**PROBLEM**
Determine how many lines in these records hold "真善美的小世界". Only the number is wanted.

___ SUPPLIED RECORDS ___

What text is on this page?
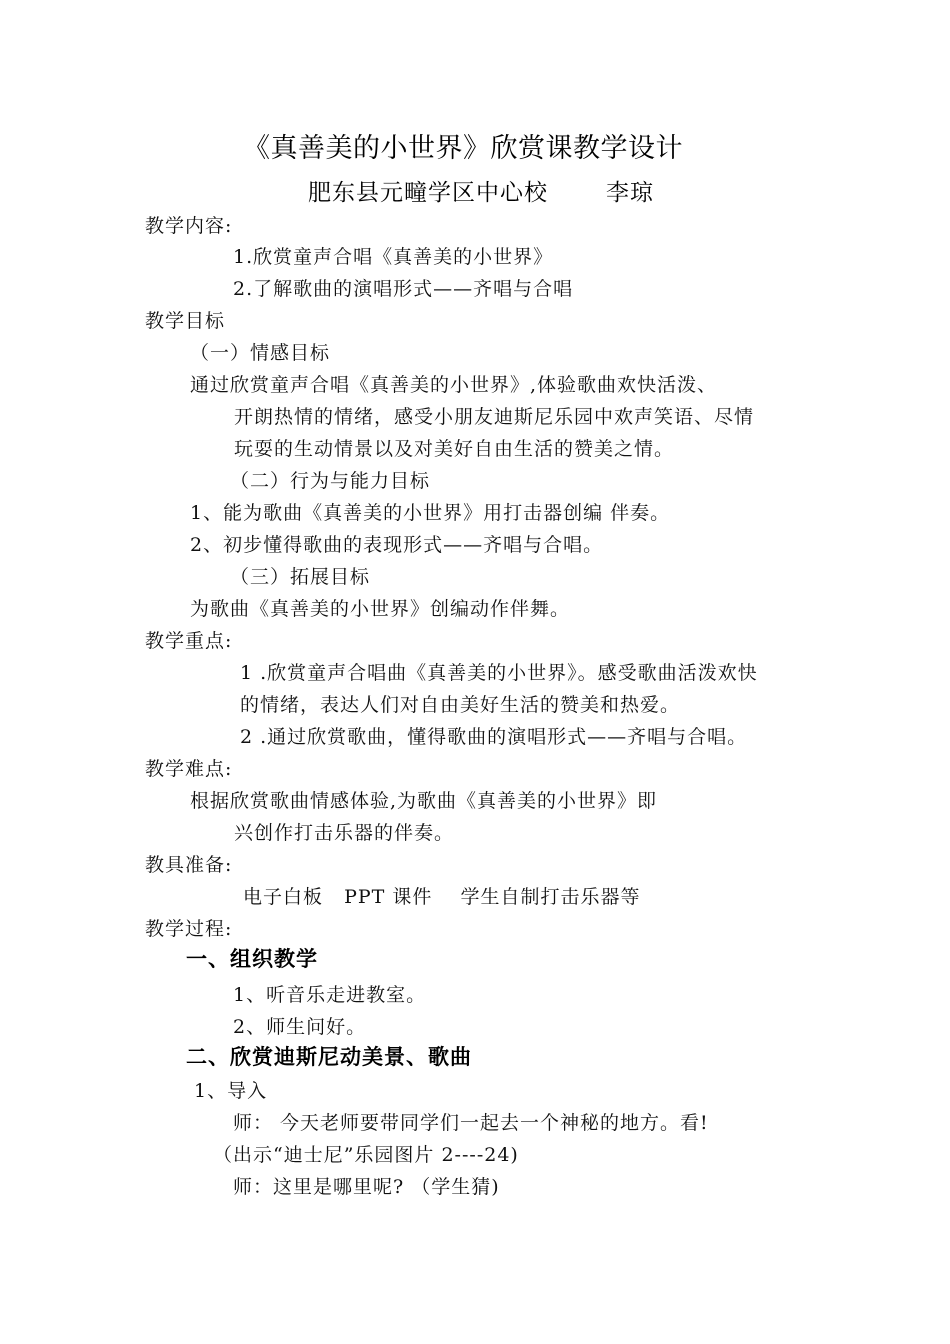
《真善美的小世界》欣赏课教学设计
肥东县元疃学区中心校	李琼
教学内容:
1.欣赏童声合唱《真善美的小世界》
2.了解歌曲的演唱形式——齐唱与合唱
教学目标
（一）情感目标
通过欣赏童声合唱《真善美的小世界》,体验歌曲欢快活泼、
开朗热情的情绪，感受小朋友迪斯尼乐园中欢声笑语、尽情
玩耍的生动情景以及对美好自由生活的赞美之情。
（二）行为与能力目标
1、能为歌曲《真善美的小世界》用打击器创编 伴奏。
2、初步懂得歌曲的表现形式——齐唱与合唱。
（三）拓展目标
为歌曲《真善美的小世界》创编动作伴舞。
教学重点:
1 .欣赏童声合唱曲《真善美的小世界》。感受歌曲活泼欢快
的情绪，表达人们对自由美好生活的赞美和热爱。
2 .通过欣赏歌曲，懂得歌曲的演唱形式——齐唱与合唱。
教学难点:
根据欣赏歌曲情感体验,为歌曲《真善美的小世界》即
兴创作打击乐器的伴奏。
教具准备:
电子白板   PPT 课件    学生自制打击乐器等
教学过程:
一、组织教学
1、听音乐走进教室。
2、师生问好。
二、欣赏迪斯尼动美景、歌曲
1、导入
师： 今天老师要带同学们一起去一个神秘的地方。看!
（出示“迪士尼”乐园图片 2----24)
师：这里是哪里呢? （学生猜)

___

**SOLUTION TO THIS EXERCISE**
7